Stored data
-- BEGIN --

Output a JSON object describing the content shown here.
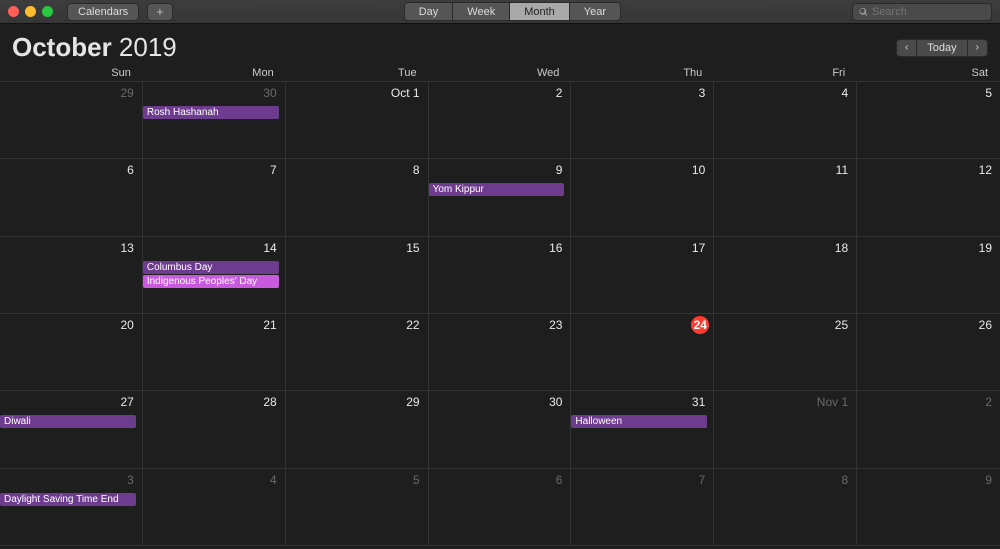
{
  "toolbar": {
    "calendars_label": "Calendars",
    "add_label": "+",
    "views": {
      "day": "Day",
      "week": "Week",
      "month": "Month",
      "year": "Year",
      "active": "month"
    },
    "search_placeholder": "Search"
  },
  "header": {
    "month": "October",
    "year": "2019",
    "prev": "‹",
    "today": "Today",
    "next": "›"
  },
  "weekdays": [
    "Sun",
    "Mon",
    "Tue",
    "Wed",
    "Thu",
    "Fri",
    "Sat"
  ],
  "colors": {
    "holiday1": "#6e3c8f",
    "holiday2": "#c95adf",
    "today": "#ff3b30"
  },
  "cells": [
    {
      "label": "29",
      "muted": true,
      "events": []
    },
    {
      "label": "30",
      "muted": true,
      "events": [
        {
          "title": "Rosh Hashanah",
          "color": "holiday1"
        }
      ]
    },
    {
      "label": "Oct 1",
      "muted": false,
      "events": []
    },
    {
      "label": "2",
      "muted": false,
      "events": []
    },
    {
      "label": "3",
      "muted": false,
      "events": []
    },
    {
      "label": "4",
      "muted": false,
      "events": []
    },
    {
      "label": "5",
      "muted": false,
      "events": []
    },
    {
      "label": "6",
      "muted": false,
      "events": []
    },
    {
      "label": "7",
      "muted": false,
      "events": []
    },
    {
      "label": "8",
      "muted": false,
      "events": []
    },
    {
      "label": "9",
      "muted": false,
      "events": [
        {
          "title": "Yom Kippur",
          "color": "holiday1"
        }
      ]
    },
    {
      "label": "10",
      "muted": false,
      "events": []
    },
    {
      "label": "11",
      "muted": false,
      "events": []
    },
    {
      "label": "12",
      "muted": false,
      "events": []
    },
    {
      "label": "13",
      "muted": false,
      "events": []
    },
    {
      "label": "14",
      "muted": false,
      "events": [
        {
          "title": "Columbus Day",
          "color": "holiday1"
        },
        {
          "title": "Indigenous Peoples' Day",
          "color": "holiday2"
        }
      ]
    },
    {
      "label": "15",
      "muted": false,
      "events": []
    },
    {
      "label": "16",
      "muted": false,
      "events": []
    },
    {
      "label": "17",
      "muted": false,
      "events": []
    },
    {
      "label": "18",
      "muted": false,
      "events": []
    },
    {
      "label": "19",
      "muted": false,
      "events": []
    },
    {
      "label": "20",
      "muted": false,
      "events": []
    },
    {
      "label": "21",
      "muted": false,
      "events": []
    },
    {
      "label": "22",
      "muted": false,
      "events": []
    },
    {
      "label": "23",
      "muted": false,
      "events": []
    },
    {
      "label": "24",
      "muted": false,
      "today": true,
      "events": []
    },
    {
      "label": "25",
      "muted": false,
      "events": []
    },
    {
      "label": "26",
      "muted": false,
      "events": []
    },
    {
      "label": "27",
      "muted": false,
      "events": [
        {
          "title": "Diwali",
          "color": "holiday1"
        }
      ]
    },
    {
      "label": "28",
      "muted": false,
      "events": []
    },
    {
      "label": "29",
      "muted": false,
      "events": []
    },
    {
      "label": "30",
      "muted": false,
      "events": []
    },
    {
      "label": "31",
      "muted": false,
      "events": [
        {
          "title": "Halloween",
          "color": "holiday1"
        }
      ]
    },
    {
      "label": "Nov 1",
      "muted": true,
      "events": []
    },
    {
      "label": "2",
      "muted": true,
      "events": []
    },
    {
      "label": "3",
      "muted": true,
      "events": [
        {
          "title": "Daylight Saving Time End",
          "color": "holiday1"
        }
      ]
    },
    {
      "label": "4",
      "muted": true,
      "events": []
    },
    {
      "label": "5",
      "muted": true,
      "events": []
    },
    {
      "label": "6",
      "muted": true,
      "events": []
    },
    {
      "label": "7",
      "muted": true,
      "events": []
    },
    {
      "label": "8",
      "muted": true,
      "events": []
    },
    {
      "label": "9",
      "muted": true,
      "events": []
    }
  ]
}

-- END --
-- BEGIN --

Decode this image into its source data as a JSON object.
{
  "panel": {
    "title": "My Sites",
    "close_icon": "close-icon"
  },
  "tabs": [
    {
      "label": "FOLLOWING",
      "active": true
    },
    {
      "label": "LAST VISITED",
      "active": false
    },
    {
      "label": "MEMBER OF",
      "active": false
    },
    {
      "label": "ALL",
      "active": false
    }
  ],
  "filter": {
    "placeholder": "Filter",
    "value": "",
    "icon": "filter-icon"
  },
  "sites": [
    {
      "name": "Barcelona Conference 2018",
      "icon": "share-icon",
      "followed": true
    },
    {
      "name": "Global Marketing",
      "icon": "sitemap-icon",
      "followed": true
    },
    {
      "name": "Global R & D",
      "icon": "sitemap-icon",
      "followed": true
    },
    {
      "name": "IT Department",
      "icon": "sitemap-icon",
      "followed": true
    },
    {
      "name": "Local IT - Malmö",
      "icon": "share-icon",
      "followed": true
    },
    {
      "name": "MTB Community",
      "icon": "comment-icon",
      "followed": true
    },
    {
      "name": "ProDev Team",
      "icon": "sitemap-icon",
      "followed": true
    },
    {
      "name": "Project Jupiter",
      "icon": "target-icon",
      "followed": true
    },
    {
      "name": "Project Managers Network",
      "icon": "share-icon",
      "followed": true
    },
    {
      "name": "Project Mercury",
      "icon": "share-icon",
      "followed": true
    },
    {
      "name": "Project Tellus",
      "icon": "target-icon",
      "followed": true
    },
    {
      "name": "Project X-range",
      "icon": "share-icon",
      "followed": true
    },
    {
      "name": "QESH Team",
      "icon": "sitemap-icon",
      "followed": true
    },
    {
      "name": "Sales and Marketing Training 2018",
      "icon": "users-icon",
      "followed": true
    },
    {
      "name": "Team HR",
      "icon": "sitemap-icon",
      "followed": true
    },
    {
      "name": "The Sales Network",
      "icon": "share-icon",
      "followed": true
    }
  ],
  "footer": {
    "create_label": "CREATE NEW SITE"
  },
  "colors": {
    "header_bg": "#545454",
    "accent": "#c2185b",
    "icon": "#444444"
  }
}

-- END --

Collect each line holding the string "month".

• _Written response_:
      "month": "Month",
      "active": "month"
    "month": "October",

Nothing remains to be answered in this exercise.